:: Given records

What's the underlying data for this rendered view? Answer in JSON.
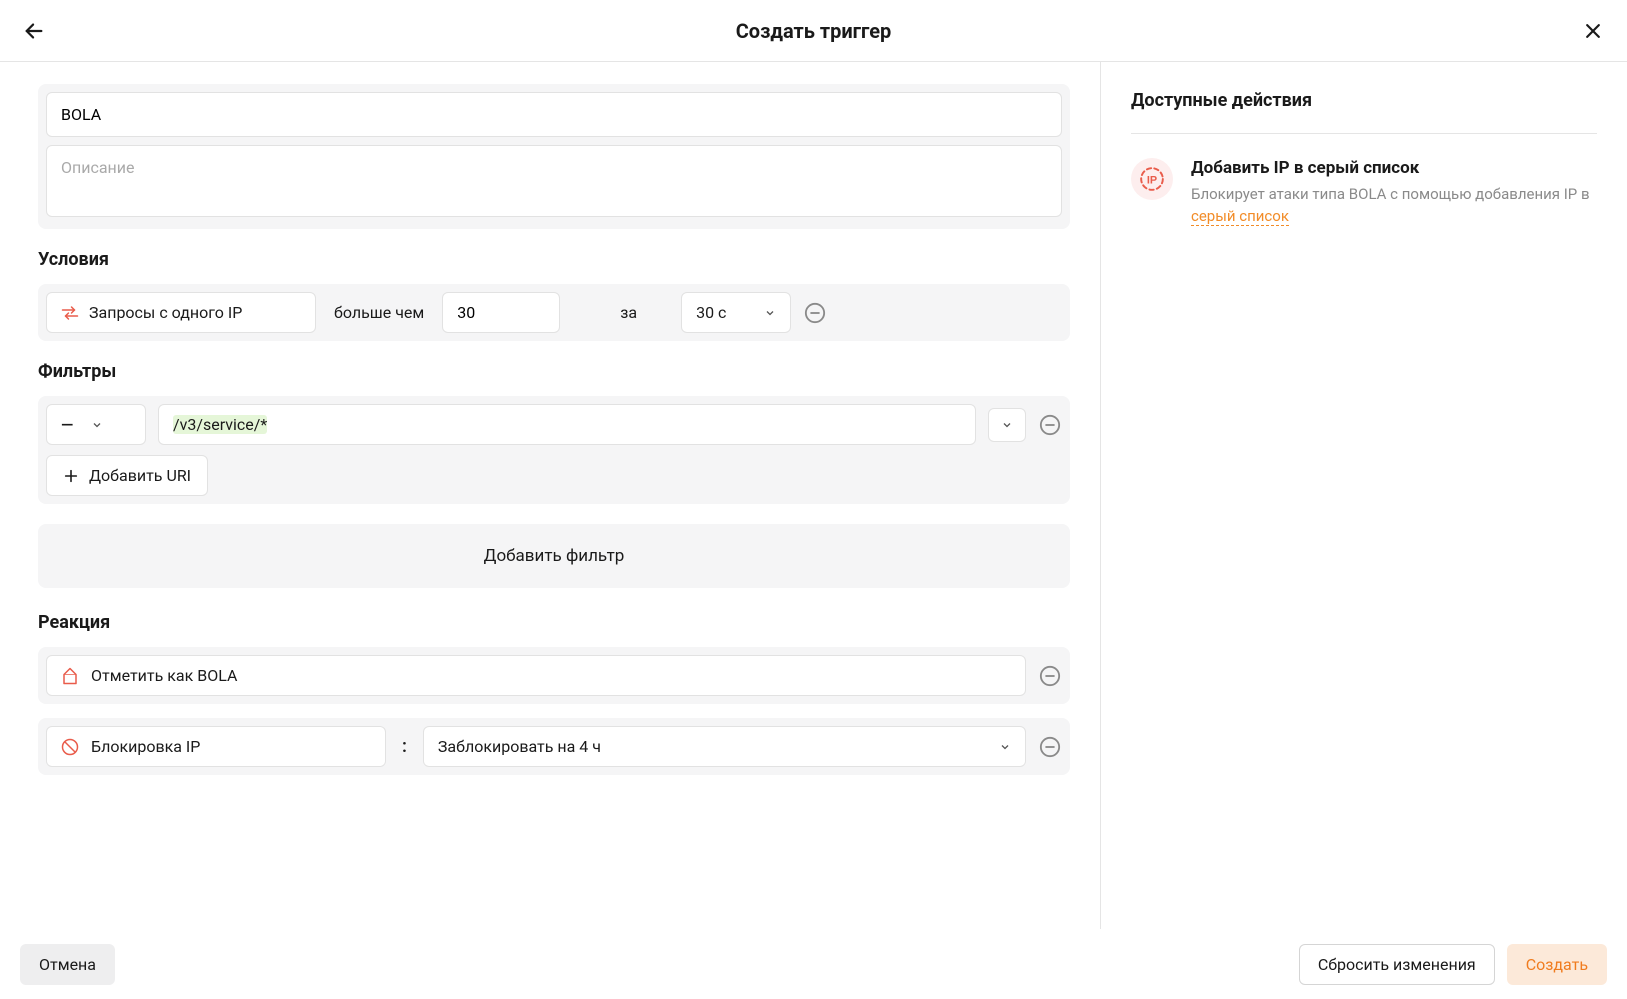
{
  "header": {
    "title": "Создать триггер"
  },
  "form": {
    "name_value": "BOLA",
    "description_placeholder": "Описание"
  },
  "conditions": {
    "heading": "Условия",
    "metric_label": "Запросы с одного IP",
    "comparator": "больше чем",
    "threshold": "30",
    "per_label": "за",
    "window": "30 с"
  },
  "filters": {
    "heading": "Фильтры",
    "operator": "—",
    "uri_value": "/v3/service/*",
    "add_uri_label": "Добавить URI",
    "add_filter_label": "Добавить фильтр"
  },
  "reactions": {
    "heading": "Реакция",
    "items": [
      {
        "label": "Отметить как BOLA"
      },
      {
        "label": "Блокировка IP",
        "duration": "Заблокировать на 4 ч"
      }
    ]
  },
  "sidebar": {
    "title": "Доступные действия",
    "action": {
      "title": "Добавить IP в серый список",
      "desc_prefix": "Блокирует атаки типа BOLA с помощью добавления IP в ",
      "desc_link": "серый список"
    }
  },
  "footer": {
    "cancel": "Отмена",
    "reset": "Сбросить изменения",
    "submit": "Создать"
  }
}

::::

What you will do:
Transcribe the records verbatim and omit the images.

Exercise result:
What's the underlying data for this rendered view? Answer in JSON.
{
  "header": {
    "title": "Создать триггер"
  },
  "form": {
    "name_value": "BOLA",
    "description_placeholder": "Описание"
  },
  "conditions": {
    "heading": "Условия",
    "metric_label": "Запросы с одного IP",
    "comparator": "больше чем",
    "threshold": "30",
    "per_label": "за",
    "window": "30 с"
  },
  "filters": {
    "heading": "Фильтры",
    "operator": "—",
    "uri_value": "/v3/service/*",
    "add_uri_label": "Добавить URI",
    "add_filter_label": "Добавить фильтр"
  },
  "reactions": {
    "heading": "Реакция",
    "items": [
      {
        "label": "Отметить как BOLA"
      },
      {
        "label": "Блокировка IP",
        "duration": "Заблокировать на 4 ч"
      }
    ]
  },
  "sidebar": {
    "title": "Доступные действия",
    "action": {
      "title": "Добавить IP в серый список",
      "desc_prefix": "Блокирует атаки типа BOLA с помощью добавления IP в ",
      "desc_link": "серый список"
    }
  },
  "footer": {
    "cancel": "Отмена",
    "reset": "Сбросить изменения",
    "submit": "Создать"
  }
}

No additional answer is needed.